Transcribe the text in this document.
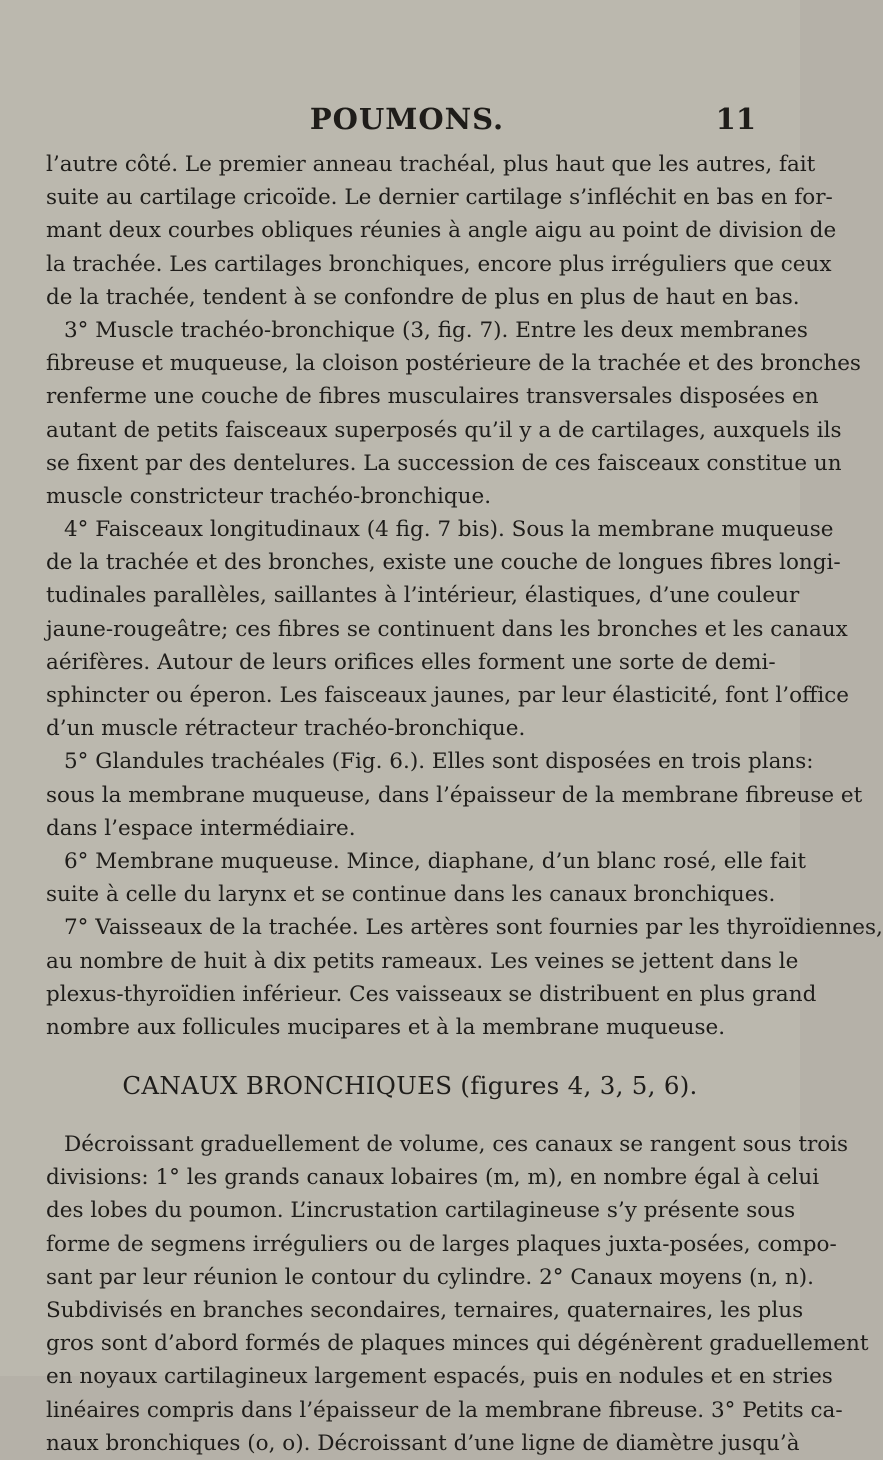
POUMONS.	11
l’autre côté. Le premier anneau trachéal, plus haut que les autres, fait
suite au cartilage cricoïde. Le dernier cartilage s’infléchit en bas en for-
mant deux courbes obliques réunies à angle aigu au point de division de
la trachée. Les cartilages bronchiques, encore plus irréguliers que ceux
de la trachée, tendent à se confondre de plus en plus de haut en bas.
3° Muscle trachéo-bronchique (3, fig. 7). Entre les deux membranes
fibreuse et muqueuse, la cloison postérieure de la trachée et des bronches
renferme une couche de fibres musculaires transversales disposées en
autant de petits faisceaux superposés qu’il y a de cartilages, auxquels ils
se fixent par des dentelures. La succession de ces faisceaux constitue un
muscle constricteur trachéo-bronchique.
4° Faisceaux longitudinaux (4 fig. 7 bis). Sous la membrane muqueuse
de la trachée et des bronches, existe une couche de longues fibres longi-
tudinales parallèles, saillantes à l’intérieur, élastiques, d’une couleur
jaune-rougeâtre; ces fibres se continuent dans les bronches et les canaux
aérifères. Autour de leurs orifices elles forment une sorte de demi-
sphincter ou éperon. Les faisceaux jaunes, par leur élasticité, font l’office
d’un muscle rétracteur trachéo-bronchique.
5° Glandules trachéales (Fig. 6.). Elles sont disposées en trois plans:
sous la membrane muqueuse, dans l’épaisseur de la membrane fibreuse et
dans l’espace intermédiaire.
6° Membrane muqueuse. Mince, diaphane, d’un blanc rosé, elle fait
suite à celle du larynx et se continue dans les canaux bronchiques.
7° Vaisseaux de la trachée. Les artères sont fournies par les thyroïdiennes,
au nombre de huit à dix petits rameaux. Les veines se jettent dans le
plexus-thyroïdien inférieur. Ces vaisseaux se distribuent en plus grand
nombre aux follicules mucipares et à la membrane muqueuse.
CANAUX BRONCHIQUES (figures 4, 3, 5, 6).
Décroissant graduellement de volume, ces canaux se rangent sous trois
divisions: 1° les grands canaux lobaires (m, m), en nombre égal à celui
des lobes du poumon. L’incrustation cartilagineuse s’y présente sous
forme de segmens irréguliers ou de larges plaques juxta-posées, compo-
sant par leur réunion le contour du cylindre. 2° Canaux moyens (n, n).
Subdivisés en branches secondaires, ternaires, quaternaires, les plus
gros sont d’abord formés de plaques minces qui dégénèrent graduellement
en noyaux cartilagineux largement espacés, puis en nodules et en stries
linéaires compris dans l’épaisseur de la membrane fibreuse. 3° Petits ca-
naux bronchiques (o, o). Décroissant d’une ligne de diamètre jusqu’à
********************
Task details — From the entries above, output every line exactly and omit any image.

Solution —
Transcribe the text in this document.
POUMONS.	11
l’autre côté. Le premier anneau trachéal, plus haut que les autres, fait
suite au cartilage cricoïde. Le dernier cartilage s’infléchit en bas en for-
mant deux courbes obliques réunies à angle aigu au point de division de
la trachée. Les cartilages bronchiques, encore plus irréguliers que ceux
de la trachée, tendent à se confondre de plus en plus de haut en bas.
3° Muscle trachéo-bronchique (3, fig. 7). Entre les deux membranes
fibreuse et muqueuse, la cloison postérieure de la trachée et des bronches
renferme une couche de fibres musculaires transversales disposées en
autant de petits faisceaux superposés qu’il y a de cartilages, auxquels ils
se fixent par des dentelures. La succession de ces faisceaux constitue un
muscle constricteur trachéo-bronchique.
4° Faisceaux longitudinaux (4 fig. 7 bis). Sous la membrane muqueuse
de la trachée et des bronches, existe une couche de longues fibres longi-
tudinales parallèles, saillantes à l’intérieur, élastiques, d’une couleur
jaune-rougeâtre; ces fibres se continuent dans les bronches et les canaux
aérifères. Autour de leurs orifices elles forment une sorte de demi-
sphincter ou éperon. Les faisceaux jaunes, par leur élasticité, font l’office
d’un muscle rétracteur trachéo-bronchique.
5° Glandules trachéales (Fig. 6.). Elles sont disposées en trois plans:
sous la membrane muqueuse, dans l’épaisseur de la membrane fibreuse et
dans l’espace intermédiaire.
6° Membrane muqueuse. Mince, diaphane, d’un blanc rosé, elle fait
suite à celle du larynx et se continue dans les canaux bronchiques.
7° Vaisseaux de la trachée. Les artères sont fournies par les thyroïdiennes,
au nombre de huit à dix petits rameaux. Les veines se jettent dans le
plexus-thyroïdien inférieur. Ces vaisseaux se distribuent en plus grand
nombre aux follicules mucipares et à la membrane muqueuse.
CANAUX BRONCHIQUES (figures 4, 3, 5, 6).
Décroissant graduellement de volume, ces canaux se rangent sous trois
divisions: 1° les grands canaux lobaires (m, m), en nombre égal à celui
des lobes du poumon. L’incrustation cartilagineuse s’y présente sous
forme de segmens irréguliers ou de larges plaques juxta-posées, compo-
sant par leur réunion le contour du cylindre. 2° Canaux moyens (n, n).
Subdivisés en branches secondaires, ternaires, quaternaires, les plus
gros sont d’abord formés de plaques minces qui dégénèrent graduellement
en noyaux cartilagineux largement espacés, puis en nodules et en stries
linéaires compris dans l’épaisseur de la membrane fibreuse. 3° Petits ca-
naux bronchiques (o, o). Décroissant d’une ligne de diamètre jusqu’à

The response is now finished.